<<<<

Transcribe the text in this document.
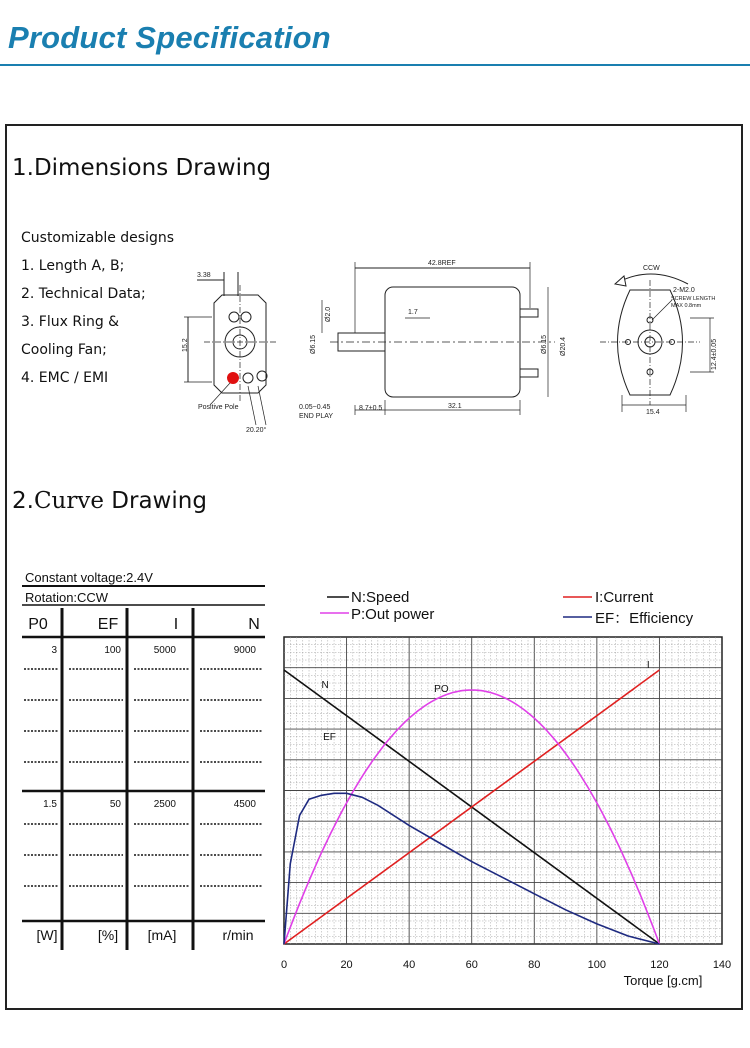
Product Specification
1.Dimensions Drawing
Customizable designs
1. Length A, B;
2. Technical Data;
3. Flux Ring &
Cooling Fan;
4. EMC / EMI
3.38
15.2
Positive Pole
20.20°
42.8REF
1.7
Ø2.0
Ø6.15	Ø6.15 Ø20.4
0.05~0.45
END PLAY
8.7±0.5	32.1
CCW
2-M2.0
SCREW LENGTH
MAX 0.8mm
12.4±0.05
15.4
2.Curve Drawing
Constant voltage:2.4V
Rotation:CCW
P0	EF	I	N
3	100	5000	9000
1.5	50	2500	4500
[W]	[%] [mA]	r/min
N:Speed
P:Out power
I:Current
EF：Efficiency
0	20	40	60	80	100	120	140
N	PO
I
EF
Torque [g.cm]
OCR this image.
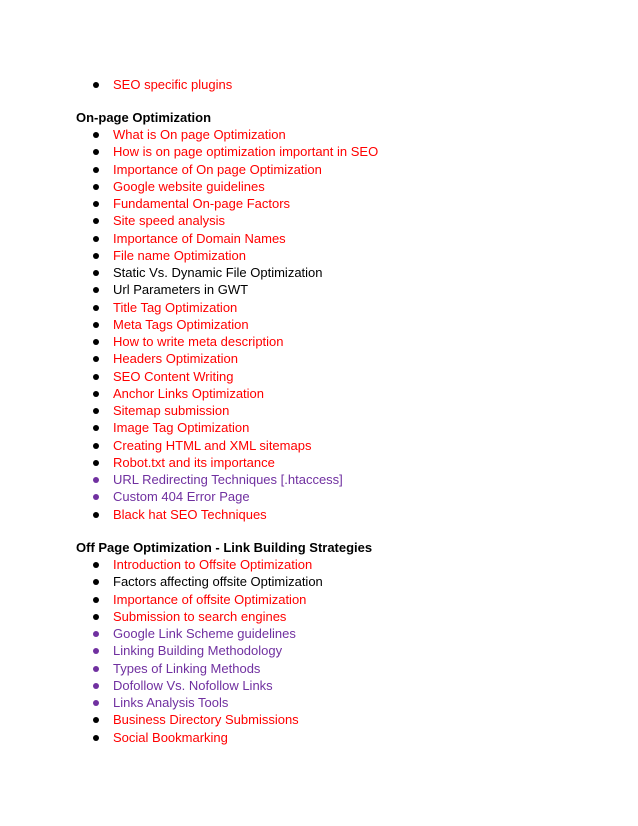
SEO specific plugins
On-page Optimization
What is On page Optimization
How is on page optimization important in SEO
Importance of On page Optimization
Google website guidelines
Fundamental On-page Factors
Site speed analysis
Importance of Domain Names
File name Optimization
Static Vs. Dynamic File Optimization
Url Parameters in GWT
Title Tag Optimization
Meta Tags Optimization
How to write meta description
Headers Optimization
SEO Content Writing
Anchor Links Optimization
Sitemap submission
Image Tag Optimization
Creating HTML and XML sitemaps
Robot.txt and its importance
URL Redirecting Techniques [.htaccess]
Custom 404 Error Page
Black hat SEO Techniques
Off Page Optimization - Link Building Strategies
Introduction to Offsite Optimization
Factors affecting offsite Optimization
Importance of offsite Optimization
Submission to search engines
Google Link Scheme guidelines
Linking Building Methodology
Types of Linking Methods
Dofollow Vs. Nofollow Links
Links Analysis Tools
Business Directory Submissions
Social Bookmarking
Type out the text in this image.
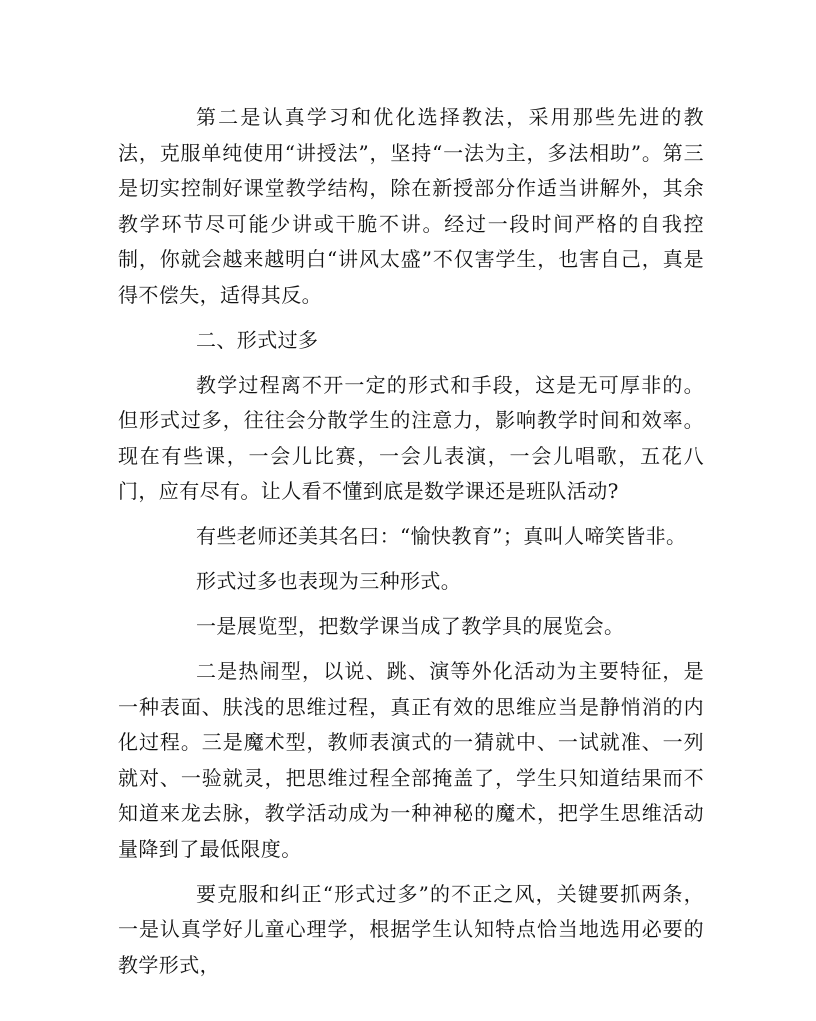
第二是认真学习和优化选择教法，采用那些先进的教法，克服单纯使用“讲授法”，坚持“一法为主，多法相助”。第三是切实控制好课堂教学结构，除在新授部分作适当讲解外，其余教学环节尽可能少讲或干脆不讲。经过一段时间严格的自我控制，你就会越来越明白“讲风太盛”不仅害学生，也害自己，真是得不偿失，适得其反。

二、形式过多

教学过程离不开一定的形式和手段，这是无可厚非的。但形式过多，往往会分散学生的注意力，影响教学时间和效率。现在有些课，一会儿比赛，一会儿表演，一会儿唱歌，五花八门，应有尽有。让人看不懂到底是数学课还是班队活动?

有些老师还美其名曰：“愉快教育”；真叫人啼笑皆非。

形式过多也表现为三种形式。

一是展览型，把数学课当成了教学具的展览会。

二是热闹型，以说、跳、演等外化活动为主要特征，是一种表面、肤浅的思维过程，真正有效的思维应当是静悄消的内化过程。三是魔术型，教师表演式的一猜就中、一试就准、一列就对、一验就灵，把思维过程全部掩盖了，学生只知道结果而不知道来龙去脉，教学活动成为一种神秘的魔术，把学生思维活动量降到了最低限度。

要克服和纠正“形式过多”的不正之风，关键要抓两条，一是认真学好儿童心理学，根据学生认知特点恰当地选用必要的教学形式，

>>>>

# WRITTEN PROBLEM:
All of the material above should be reproduced exactly, except the pictures.

# EXPECTED OUTPUT:
Transcribe the text in this document.
Product Specification
1.Dimensions Drawing
Customizable designs
1. Length A, B;
2. Technical Data;
3. Flux Ring &
Cooling Fan;
4. EMC / EMI
3.38
15.2
Positive Pole
20.20°
42.8REF
1.7
Ø2.0
Ø6.15	Ø6.15 Ø20.4
0.05~0.45
END PLAY
8.7±0.5	32.1
CCW
2-M2.0
SCREW LENGTH
MAX 0.8mm
12.4±0.05
15.4
2.Curve Drawing
Constant voltage:2.4V
Rotation:CCW
P0	EF	I	N
3	100	5000	9000
1.5	50	2500	4500
[W]	[%] [mA]	r/min
N:Speed
P:Out power
I:Current
EF：Efficiency
0	20	40	60	80	100	120	140
N	PO
I
EF
Torque [g.cm]
OCR this image.
SEO specific plugins
On-page Optimization
What is On page Optimization
How is on page optimization important in SEO
Importance of On page Optimization
Google website guidelines
Fundamental On-page Factors
Site speed analysis
Importance of Domain Names
File name Optimization
Static Vs. Dynamic File Optimization
Url Parameters in GWT
Title Tag Optimization
Meta Tags Optimization
How to write meta description
Headers Optimization
SEO Content Writing
Anchor Links Optimization
Sitemap submission
Image Tag Optimization
Creating HTML and XML sitemaps
Robot.txt and its importance
URL Redirecting Techniques [.htaccess]
Custom 404 Error Page
Black hat SEO Techniques
Off Page Optimization - Link Building Strategies
Introduction to Offsite Optimization
Factors affecting offsite Optimization
Importance of offsite Optimization
Submission to search engines
Google Link Scheme guidelines
Linking Building Methodology
Types of Linking Methods
Dofollow Vs. Nofollow Links
Links Analysis Tools
Business Directory Submissions
Social Bookmarking
Type out the text in this image.
第二是认真学习和优化选择教法，采用那些先进的教法，克服单纯使用“讲授法”，坚持“一法为主，多法相助”。第三是切实控制好课堂教学结构，除在新授部分作适当讲解外，其余教学环节尽可能少讲或干脆不讲。经过一段时间严格的自我控制，你就会越来越明白“讲风太盛”不仅害学生，也害自己，真是得不偿失，适得其反。

二、形式过多

教学过程离不开一定的形式和手段，这是无可厚非的。但形式过多，往往会分散学生的注意力，影响教学时间和效率。现在有些课，一会儿比赛，一会儿表演，一会儿唱歌，五花八门，应有尽有。让人看不懂到底是数学课还是班队活动?

有些老师还美其名曰：“愉快教育”；真叫人啼笑皆非。

形式过多也表现为三种形式。

一是展览型，把数学课当成了教学具的展览会。

二是热闹型，以说、跳、演等外化活动为主要特征，是一种表面、肤浅的思维过程，真正有效的思维应当是静悄消的内化过程。三是魔术型，教师表演式的一猜就中、一试就准、一列就对、一验就灵，把思维过程全部掩盖了，学生只知道结果而不知道来龙去脉，教学活动成为一种神秘的魔术，把学生思维活动量降到了最低限度。

要克服和纠正“形式过多”的不正之风，关键要抓两条，一是认真学好儿童心理学，根据学生认知特点恰当地选用必要的教学形式，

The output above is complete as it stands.